> [WRITTEN INSTRUCTION]: Below is a listing; reproduce each line of it exactly.

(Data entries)
+++++
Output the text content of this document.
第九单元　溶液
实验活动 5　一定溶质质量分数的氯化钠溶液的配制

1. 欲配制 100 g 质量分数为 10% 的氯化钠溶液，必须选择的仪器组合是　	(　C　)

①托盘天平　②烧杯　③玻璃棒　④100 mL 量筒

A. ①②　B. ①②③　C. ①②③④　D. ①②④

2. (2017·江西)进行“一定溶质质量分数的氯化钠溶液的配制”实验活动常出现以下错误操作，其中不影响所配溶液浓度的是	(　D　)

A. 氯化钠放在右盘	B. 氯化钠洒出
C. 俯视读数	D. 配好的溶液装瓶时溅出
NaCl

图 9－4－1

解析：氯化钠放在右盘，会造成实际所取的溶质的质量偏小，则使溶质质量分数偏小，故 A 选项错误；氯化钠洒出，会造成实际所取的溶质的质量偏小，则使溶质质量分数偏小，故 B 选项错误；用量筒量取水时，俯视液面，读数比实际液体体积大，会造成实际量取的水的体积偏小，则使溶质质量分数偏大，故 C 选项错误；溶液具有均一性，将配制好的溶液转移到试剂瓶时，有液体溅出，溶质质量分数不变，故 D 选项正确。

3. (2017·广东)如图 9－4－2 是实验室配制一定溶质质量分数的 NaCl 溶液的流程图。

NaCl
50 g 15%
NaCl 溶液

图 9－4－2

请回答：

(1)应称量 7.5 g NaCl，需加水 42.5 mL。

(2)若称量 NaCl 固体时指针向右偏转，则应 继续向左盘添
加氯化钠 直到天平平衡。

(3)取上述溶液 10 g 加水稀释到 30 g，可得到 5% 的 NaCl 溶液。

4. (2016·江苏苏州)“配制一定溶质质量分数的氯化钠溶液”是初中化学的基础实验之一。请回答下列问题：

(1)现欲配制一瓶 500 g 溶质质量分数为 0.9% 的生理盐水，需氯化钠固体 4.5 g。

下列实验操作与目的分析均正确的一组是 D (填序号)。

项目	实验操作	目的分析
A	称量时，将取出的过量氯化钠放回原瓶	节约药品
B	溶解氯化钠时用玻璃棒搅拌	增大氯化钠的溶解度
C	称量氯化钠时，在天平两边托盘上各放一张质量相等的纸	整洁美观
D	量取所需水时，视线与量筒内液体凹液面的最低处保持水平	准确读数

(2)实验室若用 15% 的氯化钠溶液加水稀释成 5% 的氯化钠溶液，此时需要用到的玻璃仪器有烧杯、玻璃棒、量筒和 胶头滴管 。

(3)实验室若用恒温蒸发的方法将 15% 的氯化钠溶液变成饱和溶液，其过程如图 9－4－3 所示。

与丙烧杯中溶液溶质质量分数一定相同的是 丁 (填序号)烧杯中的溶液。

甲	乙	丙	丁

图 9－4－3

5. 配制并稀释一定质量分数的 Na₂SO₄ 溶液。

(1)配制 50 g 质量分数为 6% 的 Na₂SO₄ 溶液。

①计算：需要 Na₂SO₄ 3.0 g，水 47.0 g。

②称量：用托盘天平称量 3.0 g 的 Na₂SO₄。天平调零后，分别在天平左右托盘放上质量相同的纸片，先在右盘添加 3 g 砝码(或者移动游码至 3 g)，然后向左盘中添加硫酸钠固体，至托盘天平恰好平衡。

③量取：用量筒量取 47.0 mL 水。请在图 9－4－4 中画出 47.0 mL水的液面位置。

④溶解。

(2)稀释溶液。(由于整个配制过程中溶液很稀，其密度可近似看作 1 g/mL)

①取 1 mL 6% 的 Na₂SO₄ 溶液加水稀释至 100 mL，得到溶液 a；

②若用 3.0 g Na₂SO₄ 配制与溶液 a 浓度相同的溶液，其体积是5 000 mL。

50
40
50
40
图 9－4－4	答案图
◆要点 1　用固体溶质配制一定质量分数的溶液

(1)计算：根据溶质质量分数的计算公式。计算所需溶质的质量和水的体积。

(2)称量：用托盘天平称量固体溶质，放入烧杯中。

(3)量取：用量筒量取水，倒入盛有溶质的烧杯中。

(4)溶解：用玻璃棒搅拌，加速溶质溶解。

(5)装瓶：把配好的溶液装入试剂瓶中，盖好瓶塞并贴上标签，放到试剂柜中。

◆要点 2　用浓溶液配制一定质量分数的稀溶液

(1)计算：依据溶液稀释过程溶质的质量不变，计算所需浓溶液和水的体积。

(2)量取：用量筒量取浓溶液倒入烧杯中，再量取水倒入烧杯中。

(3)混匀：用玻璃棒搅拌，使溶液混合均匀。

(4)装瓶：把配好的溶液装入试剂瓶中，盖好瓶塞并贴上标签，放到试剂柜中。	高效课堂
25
+++++
> [FULL ANSWER]:
Output the text content of this document.
第九单元　溶液
实验活动 5　一定溶质质量分数的氯化钠溶液的配制

1. 欲配制 100 g 质量分数为 10% 的氯化钠溶液，必须选择的仪器组合是　	(　C　)

①托盘天平　②烧杯　③玻璃棒　④100 mL 量筒

A. ①②　B. ①②③　C. ①②③④　D. ①②④

2. (2017·江西)进行“一定溶质质量分数的氯化钠溶液的配制”实验活动常出现以下错误操作，其中不影响所配溶液浓度的是	(　D　)

A. 氯化钠放在右盘	B. 氯化钠洒出
C. 俯视读数	D. 配好的溶液装瓶时溅出
NaCl

图 9－4－1

解析：氯化钠放在右盘，会造成实际所取的溶质的质量偏小，则使溶质质量分数偏小，故 A 选项错误；氯化钠洒出，会造成实际所取的溶质的质量偏小，则使溶质质量分数偏小，故 B 选项错误；用量筒量取水时，俯视液面，读数比实际液体体积大，会造成实际量取的水的体积偏小，则使溶质质量分数偏大，故 C 选项错误；溶液具有均一性，将配制好的溶液转移到试剂瓶时，有液体溅出，溶质质量分数不变，故 D 选项正确。

3. (2017·广东)如图 9－4－2 是实验室配制一定溶质质量分数的 NaCl 溶液的流程图。

NaCl
50 g 15%
NaCl 溶液

图 9－4－2

请回答：

(1)应称量 7.5 g NaCl，需加水 42.5 mL。

(2)若称量 NaCl 固体时指针向右偏转，则应 继续向左盘添
加氯化钠 直到天平平衡。

(3)取上述溶液 10 g 加水稀释到 30 g，可得到 5% 的 NaCl 溶液。

4. (2016·江苏苏州)“配制一定溶质质量分数的氯化钠溶液”是初中化学的基础实验之一。请回答下列问题：

(1)现欲配制一瓶 500 g 溶质质量分数为 0.9% 的生理盐水，需氯化钠固体 4.5 g。

下列实验操作与目的分析均正确的一组是 D (填序号)。

项目	实验操作	目的分析
A	称量时，将取出的过量氯化钠放回原瓶	节约药品
B	溶解氯化钠时用玻璃棒搅拌	增大氯化钠的溶解度
C	称量氯化钠时，在天平两边托盘上各放一张质量相等的纸	整洁美观
D	量取所需水时，视线与量筒内液体凹液面的最低处保持水平	准确读数

(2)实验室若用 15% 的氯化钠溶液加水稀释成 5% 的氯化钠溶液，此时需要用到的玻璃仪器有烧杯、玻璃棒、量筒和 胶头滴管 。

(3)实验室若用恒温蒸发的方法将 15% 的氯化钠溶液变成饱和溶液，其过程如图 9－4－3 所示。

与丙烧杯中溶液溶质质量分数一定相同的是 丁 (填序号)烧杯中的溶液。

甲	乙	丙	丁

图 9－4－3

5. 配制并稀释一定质量分数的 Na₂SO₄ 溶液。

(1)配制 50 g 质量分数为 6% 的 Na₂SO₄ 溶液。

①计算：需要 Na₂SO₄ 3.0 g，水 47.0 g。

②称量：用托盘天平称量 3.0 g 的 Na₂SO₄。天平调零后，分别在天平左右托盘放上质量相同的纸片，先在右盘添加 3 g 砝码(或者移动游码至 3 g)，然后向左盘中添加硫酸钠固体，至托盘天平恰好平衡。

③量取：用量筒量取 47.0 mL 水。请在图 9－4－4 中画出 47.0 mL水的液面位置。

④溶解。

(2)稀释溶液。(由于整个配制过程中溶液很稀，其密度可近似看作 1 g/mL)

①取 1 mL 6% 的 Na₂SO₄ 溶液加水稀释至 100 mL，得到溶液 a；

②若用 3.0 g Na₂SO₄ 配制与溶液 a 浓度相同的溶液，其体积是5 000 mL。

50
40
50
40
图 9－4－4	答案图
◆要点 1　用固体溶质配制一定质量分数的溶液

(1)计算：根据溶质质量分数的计算公式。计算所需溶质的质量和水的体积。

(2)称量：用托盘天平称量固体溶质，放入烧杯中。

(3)量取：用量筒量取水，倒入盛有溶质的烧杯中。

(4)溶解：用玻璃棒搅拌，加速溶质溶解。

(5)装瓶：把配好的溶液装入试剂瓶中，盖好瓶塞并贴上标签，放到试剂柜中。

◆要点 2　用浓溶液配制一定质量分数的稀溶液

(1)计算：依据溶液稀释过程溶质的质量不变，计算所需浓溶液和水的体积。

(2)量取：用量筒量取浓溶液倒入烧杯中，再量取水倒入烧杯中。

(3)混匀：用玻璃棒搅拌，使溶液混合均匀。

(4)装瓶：把配好的溶液装入试剂瓶中，盖好瓶塞并贴上标签，放到试剂柜中。	高效课堂
25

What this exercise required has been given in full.